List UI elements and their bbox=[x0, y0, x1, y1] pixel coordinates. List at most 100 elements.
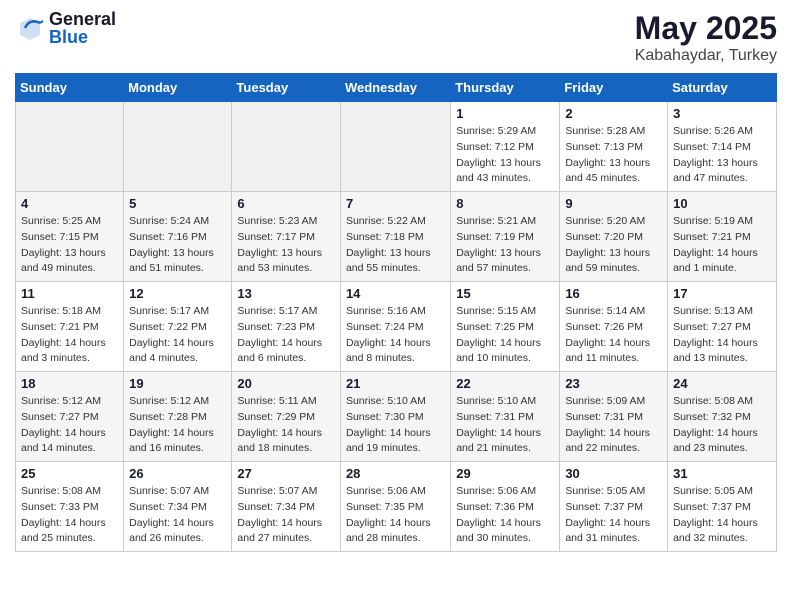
day-number: 2 bbox=[565, 106, 662, 121]
day-number: 18 bbox=[21, 376, 118, 391]
day-info: Sunrise: 5:22 AMSunset: 7:18 PMDaylight:… bbox=[346, 214, 445, 277]
day-info: Sunrise: 5:28 AMSunset: 7:13 PMDaylight:… bbox=[565, 124, 662, 187]
day-number: 21 bbox=[346, 376, 445, 391]
logo-icon bbox=[15, 13, 45, 43]
calendar-week-row: 18 Sunrise: 5:12 AMSunset: 7:27 PMDayligh… bbox=[16, 372, 777, 462]
calendar-cell: 4 Sunrise: 5:25 AMSunset: 7:15 PMDaylight… bbox=[16, 192, 124, 282]
day-info: Sunrise: 5:12 AMSunset: 7:28 PMDaylight:… bbox=[129, 394, 226, 457]
calendar-cell: 29 Sunrise: 5:06 AMSunset: 7:36 PMDayligh… bbox=[451, 462, 560, 552]
day-header-saturday: Saturday bbox=[668, 74, 777, 102]
day-number: 10 bbox=[673, 196, 771, 211]
day-number: 7 bbox=[346, 196, 445, 211]
day-header-sunday: Sunday bbox=[16, 74, 124, 102]
calendar-cell bbox=[340, 102, 450, 192]
day-info: Sunrise: 5:20 AMSunset: 7:20 PMDaylight:… bbox=[565, 214, 662, 277]
day-number: 12 bbox=[129, 286, 226, 301]
day-info: Sunrise: 5:09 AMSunset: 7:31 PMDaylight:… bbox=[565, 394, 662, 457]
logo-blue-text: Blue bbox=[49, 28, 116, 46]
day-info: Sunrise: 5:10 AMSunset: 7:30 PMDaylight:… bbox=[346, 394, 445, 457]
day-number: 14 bbox=[346, 286, 445, 301]
day-info: Sunrise: 5:18 AMSunset: 7:21 PMDaylight:… bbox=[21, 304, 118, 367]
day-info: Sunrise: 5:07 AMSunset: 7:34 PMDaylight:… bbox=[237, 484, 335, 547]
day-header-friday: Friday bbox=[560, 74, 668, 102]
month-year-title: May 2025 bbox=[635, 10, 777, 47]
calendar-cell: 5Sunrise: 5:24 AMSunset: 7:16 PMDaylight… bbox=[124, 192, 232, 282]
day-number: 11 bbox=[21, 286, 118, 301]
calendar-cell: 30Sunrise: 5:05 AMSunset: 7:37 PMDayligh… bbox=[560, 462, 668, 552]
day-info: Sunrise: 5:15 AMSunset: 7:25 PMDaylight:… bbox=[456, 304, 554, 367]
day-number: 27 bbox=[237, 466, 335, 481]
day-info: Sunrise: 5:24 AMSunset: 7:16 PMDaylight:… bbox=[129, 214, 226, 277]
calendar-cell: 16 Sunrise: 5:14 AMSunset: 7:26 PMDayligh… bbox=[560, 282, 668, 372]
day-info: Sunrise: 5:05 AMSunset: 7:37 PMDaylight:… bbox=[673, 484, 771, 547]
day-header-wednesday: Wednesday bbox=[340, 74, 450, 102]
calendar-cell: 6Sunrise: 5:23 AMSunset: 7:17 PMDaylight… bbox=[232, 192, 341, 282]
day-number: 31 bbox=[673, 466, 771, 481]
day-number: 1 bbox=[456, 106, 554, 121]
location-subtitle: Kabahaydar, Turkey bbox=[635, 47, 777, 65]
calendar-cell: 25 Sunrise: 5:08 AMSunset: 7:33 PMDayligh… bbox=[16, 462, 124, 552]
calendar-week-row: 11 Sunrise: 5:18 AMSunset: 7:21 PMDayligh… bbox=[16, 282, 777, 372]
day-number: 17 bbox=[673, 286, 771, 301]
day-number: 20 bbox=[237, 376, 335, 391]
calendar-cell bbox=[232, 102, 341, 192]
day-number: 9 bbox=[565, 196, 662, 211]
calendar-cell: 15 Sunrise: 5:15 AMSunset: 7:25 PMDayligh… bbox=[451, 282, 560, 372]
calendar-cell: 19Sunrise: 5:12 AMSunset: 7:28 PMDayligh… bbox=[124, 372, 232, 462]
day-number: 22 bbox=[456, 376, 554, 391]
calendar-cell: 23Sunrise: 5:09 AMSunset: 7:31 PMDayligh… bbox=[560, 372, 668, 462]
day-number: 30 bbox=[565, 466, 662, 481]
day-info: Sunrise: 5:21 AMSunset: 7:19 PMDaylight:… bbox=[456, 214, 554, 277]
calendar-cell: 2 Sunrise: 5:28 AMSunset: 7:13 PMDaylight… bbox=[560, 102, 668, 192]
day-number: 26 bbox=[129, 466, 226, 481]
calendar-cell: 18 Sunrise: 5:12 AMSunset: 7:27 PMDayligh… bbox=[16, 372, 124, 462]
day-number: 24 bbox=[673, 376, 771, 391]
days-header-row: SundayMondayTuesdayWednesdayThursdayFrid… bbox=[16, 74, 777, 102]
calendar-cell: 7 Sunrise: 5:22 AMSunset: 7:18 PMDaylight… bbox=[340, 192, 450, 282]
calendar-week-row: 4 Sunrise: 5:25 AMSunset: 7:15 PMDaylight… bbox=[16, 192, 777, 282]
day-number: 13 bbox=[237, 286, 335, 301]
day-info: Sunrise: 5:08 AMSunset: 7:33 PMDaylight:… bbox=[21, 484, 118, 547]
calendar-cell: 28Sunrise: 5:06 AMSunset: 7:35 PMDayligh… bbox=[340, 462, 450, 552]
calendar-cell: 3 Sunrise: 5:26 AMSunset: 7:14 PMDaylight… bbox=[668, 102, 777, 192]
day-number: 25 bbox=[21, 466, 118, 481]
day-number: 6 bbox=[237, 196, 335, 211]
day-number: 15 bbox=[456, 286, 554, 301]
day-header-thursday: Thursday bbox=[451, 74, 560, 102]
calendar-cell: 24Sunrise: 5:08 AMSunset: 7:32 PMDayligh… bbox=[668, 372, 777, 462]
day-info: Sunrise: 5:19 AMSunset: 7:21 PMDaylight:… bbox=[673, 214, 771, 277]
day-number: 16 bbox=[565, 286, 662, 301]
calendar-week-row: 1 Sunrise: 5:29 AMSunset: 7:12 PMDaylight… bbox=[16, 102, 777, 192]
calendar-cell: 10 Sunrise: 5:19 AMSunset: 7:21 PMDayligh… bbox=[668, 192, 777, 282]
calendar-cell: 11 Sunrise: 5:18 AMSunset: 7:21 PMDayligh… bbox=[16, 282, 124, 372]
calendar-body: 1 Sunrise: 5:29 AMSunset: 7:12 PMDaylight… bbox=[16, 102, 777, 552]
calendar-cell: 26Sunrise: 5:07 AMSunset: 7:34 PMDayligh… bbox=[124, 462, 232, 552]
calendar-cell bbox=[124, 102, 232, 192]
day-info: Sunrise: 5:12 AMSunset: 7:27 PMDaylight:… bbox=[21, 394, 118, 457]
day-header-tuesday: Tuesday bbox=[232, 74, 341, 102]
day-info: Sunrise: 5:25 AMSunset: 7:15 PMDaylight:… bbox=[21, 214, 118, 277]
day-number: 28 bbox=[346, 466, 445, 481]
calendar-cell: 9 Sunrise: 5:20 AMSunset: 7:20 PMDaylight… bbox=[560, 192, 668, 282]
day-info: Sunrise: 5:17 AMSunset: 7:22 PMDaylight:… bbox=[129, 304, 226, 367]
calendar-cell: 12 Sunrise: 5:17 AMSunset: 7:22 PMDayligh… bbox=[124, 282, 232, 372]
calendar-cell: 22 Sunrise: 5:10 AMSunset: 7:31 PMDayligh… bbox=[451, 372, 560, 462]
day-info: Sunrise: 5:13 AMSunset: 7:27 PMDaylight:… bbox=[673, 304, 771, 367]
logo-general-text: General bbox=[49, 10, 116, 28]
calendar-cell bbox=[16, 102, 124, 192]
calendar-cell: 8Sunrise: 5:21 AMSunset: 7:19 PMDaylight… bbox=[451, 192, 560, 282]
calendar-week-row: 25 Sunrise: 5:08 AMSunset: 7:33 PMDayligh… bbox=[16, 462, 777, 552]
day-info: Sunrise: 5:29 AMSunset: 7:12 PMDaylight:… bbox=[456, 124, 554, 187]
day-number: 3 bbox=[673, 106, 771, 121]
calendar-cell: 20Sunrise: 5:11 AMSunset: 7:29 PMDayligh… bbox=[232, 372, 341, 462]
day-info: Sunrise: 5:16 AMSunset: 7:24 PMDaylight:… bbox=[346, 304, 445, 367]
day-header-monday: Monday bbox=[124, 74, 232, 102]
day-info: Sunrise: 5:10 AMSunset: 7:31 PMDaylight:… bbox=[456, 394, 554, 457]
day-info: Sunrise: 5:14 AMSunset: 7:26 PMDaylight:… bbox=[565, 304, 662, 367]
day-number: 4 bbox=[21, 196, 118, 211]
day-info: Sunrise: 5:17 AMSunset: 7:23 PMDaylight:… bbox=[237, 304, 335, 367]
day-number: 29 bbox=[456, 466, 554, 481]
calendar-cell: 13 Sunrise: 5:17 AMSunset: 7:23 PMDayligh… bbox=[232, 282, 341, 372]
day-info: Sunrise: 5:06 AMSunset: 7:36 PMDaylight:… bbox=[456, 484, 554, 547]
day-info: Sunrise: 5:26 AMSunset: 7:14 PMDaylight:… bbox=[673, 124, 771, 187]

· · ·

## What the task asks
Write out verbatim the lines of the records above, from the line containing "day-number: 2 bbox=[565, 106, 662, 121]" to the line containing "calendar-cell bbox=[340, 102, 450, 192]", including both of those lines.

## Reply
day-number: 2 bbox=[565, 106, 662, 121]
day-number: 18 bbox=[21, 376, 118, 391]
day-info: Sunrise: 5:22 AMSunset: 7:18 PMDaylight:… bbox=[346, 214, 445, 277]
day-info: Sunrise: 5:28 AMSunset: 7:13 PMDaylight:… bbox=[565, 124, 662, 187]
day-number: 21 bbox=[346, 376, 445, 391]
logo-icon bbox=[15, 13, 45, 43]
calendar-week-row: 18 Sunrise: 5:12 AMSunset: 7:27 PMDayligh… bbox=[16, 372, 777, 462]
calendar-cell: 4 Sunrise: 5:25 AMSunset: 7:15 PMDaylight… bbox=[16, 192, 124, 282]
day-info: Sunrise: 5:12 AMSunset: 7:28 PMDaylight:… bbox=[129, 394, 226, 457]
calendar-cell: 29 Sunrise: 5:06 AMSunset: 7:36 PMDayligh… bbox=[451, 462, 560, 552]
day-header-saturday: Saturday bbox=[668, 74, 777, 102]
day-number: 10 bbox=[673, 196, 771, 211]
day-number: 7 bbox=[346, 196, 445, 211]
day-header-sunday: Sunday bbox=[16, 74, 124, 102]
calendar-cell bbox=[340, 102, 450, 192]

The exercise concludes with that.